**To do**
Transcribe the data that follows precisely, omitting nothing.

──────── Dataset entries

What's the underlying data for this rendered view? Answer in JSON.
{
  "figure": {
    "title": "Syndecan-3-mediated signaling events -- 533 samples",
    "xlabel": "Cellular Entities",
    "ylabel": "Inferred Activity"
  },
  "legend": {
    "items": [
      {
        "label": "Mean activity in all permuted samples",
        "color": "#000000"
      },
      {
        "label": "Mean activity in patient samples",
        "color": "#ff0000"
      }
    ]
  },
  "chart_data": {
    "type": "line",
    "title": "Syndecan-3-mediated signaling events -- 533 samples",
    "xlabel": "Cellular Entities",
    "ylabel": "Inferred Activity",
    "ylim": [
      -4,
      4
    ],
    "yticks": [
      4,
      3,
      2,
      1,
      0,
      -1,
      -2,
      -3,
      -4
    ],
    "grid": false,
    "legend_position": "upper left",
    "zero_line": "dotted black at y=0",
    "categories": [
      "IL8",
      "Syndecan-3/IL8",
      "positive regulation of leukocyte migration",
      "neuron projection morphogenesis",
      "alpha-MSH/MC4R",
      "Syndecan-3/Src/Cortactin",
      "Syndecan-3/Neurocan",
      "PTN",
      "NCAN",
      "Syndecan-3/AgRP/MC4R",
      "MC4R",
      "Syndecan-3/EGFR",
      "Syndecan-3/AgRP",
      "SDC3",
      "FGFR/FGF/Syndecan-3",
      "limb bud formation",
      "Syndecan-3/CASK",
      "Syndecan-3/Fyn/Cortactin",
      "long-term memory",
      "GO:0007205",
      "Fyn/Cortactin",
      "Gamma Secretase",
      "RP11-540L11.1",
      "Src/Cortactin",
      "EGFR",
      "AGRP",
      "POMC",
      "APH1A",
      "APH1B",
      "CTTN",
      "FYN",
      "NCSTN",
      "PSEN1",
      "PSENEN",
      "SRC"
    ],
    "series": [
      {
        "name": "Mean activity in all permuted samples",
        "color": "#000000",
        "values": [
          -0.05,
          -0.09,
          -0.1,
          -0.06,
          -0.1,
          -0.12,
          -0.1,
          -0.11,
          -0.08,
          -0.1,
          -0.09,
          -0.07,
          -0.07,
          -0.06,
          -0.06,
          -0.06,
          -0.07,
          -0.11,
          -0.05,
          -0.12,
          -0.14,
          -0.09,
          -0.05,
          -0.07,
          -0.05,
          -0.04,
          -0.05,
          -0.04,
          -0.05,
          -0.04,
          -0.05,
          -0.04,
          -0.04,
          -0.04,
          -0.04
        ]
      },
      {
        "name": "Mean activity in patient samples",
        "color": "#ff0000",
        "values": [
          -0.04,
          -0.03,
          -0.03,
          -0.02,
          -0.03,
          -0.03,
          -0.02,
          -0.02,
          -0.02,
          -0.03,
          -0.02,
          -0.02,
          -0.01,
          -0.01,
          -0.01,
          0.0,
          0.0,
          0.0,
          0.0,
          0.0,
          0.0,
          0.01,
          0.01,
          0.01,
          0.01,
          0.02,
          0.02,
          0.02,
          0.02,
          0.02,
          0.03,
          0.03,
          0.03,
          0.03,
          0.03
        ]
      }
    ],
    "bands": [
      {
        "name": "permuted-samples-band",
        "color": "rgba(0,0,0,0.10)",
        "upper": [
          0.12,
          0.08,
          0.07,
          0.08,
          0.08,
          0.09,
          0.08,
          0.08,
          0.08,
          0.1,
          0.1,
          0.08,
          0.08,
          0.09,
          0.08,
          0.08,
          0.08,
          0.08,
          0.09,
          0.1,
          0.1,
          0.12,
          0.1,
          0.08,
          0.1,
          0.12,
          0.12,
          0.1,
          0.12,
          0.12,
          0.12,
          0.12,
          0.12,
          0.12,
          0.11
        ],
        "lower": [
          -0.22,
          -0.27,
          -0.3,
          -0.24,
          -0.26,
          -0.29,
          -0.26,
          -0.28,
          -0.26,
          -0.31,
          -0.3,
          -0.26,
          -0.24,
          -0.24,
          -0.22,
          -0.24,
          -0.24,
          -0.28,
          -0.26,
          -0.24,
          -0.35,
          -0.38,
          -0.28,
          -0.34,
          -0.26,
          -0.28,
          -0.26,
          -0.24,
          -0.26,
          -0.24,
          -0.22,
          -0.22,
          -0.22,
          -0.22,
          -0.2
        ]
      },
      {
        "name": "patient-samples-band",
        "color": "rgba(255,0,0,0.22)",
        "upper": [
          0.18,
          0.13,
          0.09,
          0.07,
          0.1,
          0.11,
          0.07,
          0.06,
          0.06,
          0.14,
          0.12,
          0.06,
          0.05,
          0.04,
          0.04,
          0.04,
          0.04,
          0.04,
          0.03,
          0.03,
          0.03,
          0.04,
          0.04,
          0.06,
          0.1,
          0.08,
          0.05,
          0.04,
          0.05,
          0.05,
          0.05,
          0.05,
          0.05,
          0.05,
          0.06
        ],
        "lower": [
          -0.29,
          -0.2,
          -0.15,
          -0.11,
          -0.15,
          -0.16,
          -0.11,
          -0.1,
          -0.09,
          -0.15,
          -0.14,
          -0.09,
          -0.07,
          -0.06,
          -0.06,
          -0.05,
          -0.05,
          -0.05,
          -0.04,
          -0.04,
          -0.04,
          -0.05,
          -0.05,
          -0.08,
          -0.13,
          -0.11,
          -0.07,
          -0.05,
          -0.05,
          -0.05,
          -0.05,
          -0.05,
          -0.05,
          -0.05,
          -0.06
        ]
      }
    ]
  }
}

────────────────

**Result**
What's the underlying data for this rendered view? Answer in JSON.
{
  "figure": {
    "title": "Syndecan-3-mediated signaling events -- 533 samples",
    "xlabel": "Cellular Entities",
    "ylabel": "Inferred Activity"
  },
  "legend": {
    "items": [
      {
        "label": "Mean activity in all permuted samples",
        "color": "#000000"
      },
      {
        "label": "Mean activity in patient samples",
        "color": "#ff0000"
      }
    ]
  },
  "chart_data": {
    "type": "line",
    "title": "Syndecan-3-mediated signaling events -- 533 samples",
    "xlabel": "Cellular Entities",
    "ylabel": "Inferred Activity",
    "ylim": [
      -4,
      4
    ],
    "yticks": [
      4,
      3,
      2,
      1,
      0,
      -1,
      -2,
      -3,
      -4
    ],
    "grid": false,
    "legend_position": "upper left",
    "zero_line": "dotted black at y=0",
    "categories": [
      "IL8",
      "Syndecan-3/IL8",
      "positive regulation of leukocyte migration",
      "neuron projection morphogenesis",
      "alpha-MSH/MC4R",
      "Syndecan-3/Src/Cortactin",
      "Syndecan-3/Neurocan",
      "PTN",
      "NCAN",
      "Syndecan-3/AgRP/MC4R",
      "MC4R",
      "Syndecan-3/EGFR",
      "Syndecan-3/AgRP",
      "SDC3",
      "FGFR/FGF/Syndecan-3",
      "limb bud formation",
      "Syndecan-3/CASK",
      "Syndecan-3/Fyn/Cortactin",
      "long-term memory",
      "GO:0007205",
      "Fyn/Cortactin",
      "Gamma Secretase",
      "RP11-540L11.1",
      "Src/Cortactin",
      "EGFR",
      "AGRP",
      "POMC",
      "APH1A",
      "APH1B",
      "CTTN",
      "FYN",
      "NCSTN",
      "PSEN1",
      "PSENEN",
      "SRC"
    ],
    "series": [
      {
        "name": "Mean activity in all permuted samples",
        "color": "#000000",
        "values": [
          -0.05,
          -0.09,
          -0.1,
          -0.06,
          -0.1,
          -0.12,
          -0.1,
          -0.11,
          -0.08,
          -0.1,
          -0.09,
          -0.07,
          -0.07,
          -0.06,
          -0.06,
          -0.06,
          -0.07,
          -0.11,
          -0.05,
          -0.12,
          -0.14,
          -0.09,
          -0.05,
          -0.07,
          -0.05,
          -0.04,
          -0.05,
          -0.04,
          -0.05,
          -0.04,
          -0.05,
          -0.04,
          -0.04,
          -0.04,
          -0.04
        ]
      },
      {
        "name": "Mean activity in patient samples",
        "color": "#ff0000",
        "values": [
          -0.04,
          -0.03,
          -0.03,
          -0.02,
          -0.03,
          -0.03,
          -0.02,
          -0.02,
          -0.02,
          -0.03,
          -0.02,
          -0.02,
          -0.01,
          -0.01,
          -0.01,
          0.0,
          0.0,
          0.0,
          0.0,
          0.0,
          0.0,
          0.01,
          0.01,
          0.01,
          0.01,
          0.02,
          0.02,
          0.02,
          0.02,
          0.02,
          0.03,
          0.03,
          0.03,
          0.03,
          0.03
        ]
      }
    ],
    "bands": [
      {
        "name": "permuted-samples-band",
        "color": "rgba(0,0,0,0.10)",
        "upper": [
          0.12,
          0.08,
          0.07,
          0.08,
          0.08,
          0.09,
          0.08,
          0.08,
          0.08,
          0.1,
          0.1,
          0.08,
          0.08,
          0.09,
          0.08,
          0.08,
          0.08,
          0.08,
          0.09,
          0.1,
          0.1,
          0.12,
          0.1,
          0.08,
          0.1,
          0.12,
          0.12,
          0.1,
          0.12,
          0.12,
          0.12,
          0.12,
          0.12,
          0.12,
          0.11
        ],
        "lower": [
          -0.22,
          -0.27,
          -0.3,
          -0.24,
          -0.26,
          -0.29,
          -0.26,
          -0.28,
          -0.26,
          -0.31,
          -0.3,
          -0.26,
          -0.24,
          -0.24,
          -0.22,
          -0.24,
          -0.24,
          -0.28,
          -0.26,
          -0.24,
          -0.35,
          -0.38,
          -0.28,
          -0.34,
          -0.26,
          -0.28,
          -0.26,
          -0.24,
          -0.26,
          -0.24,
          -0.22,
          -0.22,
          -0.22,
          -0.22,
          -0.2
        ]
      },
      {
        "name": "patient-samples-band",
        "color": "rgba(255,0,0,0.22)",
        "upper": [
          0.18,
          0.13,
          0.09,
          0.07,
          0.1,
          0.11,
          0.07,
          0.06,
          0.06,
          0.14,
          0.12,
          0.06,
          0.05,
          0.04,
          0.04,
          0.04,
          0.04,
          0.04,
          0.03,
          0.03,
          0.03,
          0.04,
          0.04,
          0.06,
          0.1,
          0.08,
          0.05,
          0.04,
          0.05,
          0.05,
          0.05,
          0.05,
          0.05,
          0.05,
          0.06
        ],
        "lower": [
          -0.29,
          -0.2,
          -0.15,
          -0.11,
          -0.15,
          -0.16,
          -0.11,
          -0.1,
          -0.09,
          -0.15,
          -0.14,
          -0.09,
          -0.07,
          -0.06,
          -0.06,
          -0.05,
          -0.05,
          -0.05,
          -0.04,
          -0.04,
          -0.04,
          -0.05,
          -0.05,
          -0.08,
          -0.13,
          -0.11,
          -0.07,
          -0.05,
          -0.05,
          -0.05,
          -0.05,
          -0.05,
          -0.05,
          -0.05,
          -0.06
        ]
      }
    ]
  }
}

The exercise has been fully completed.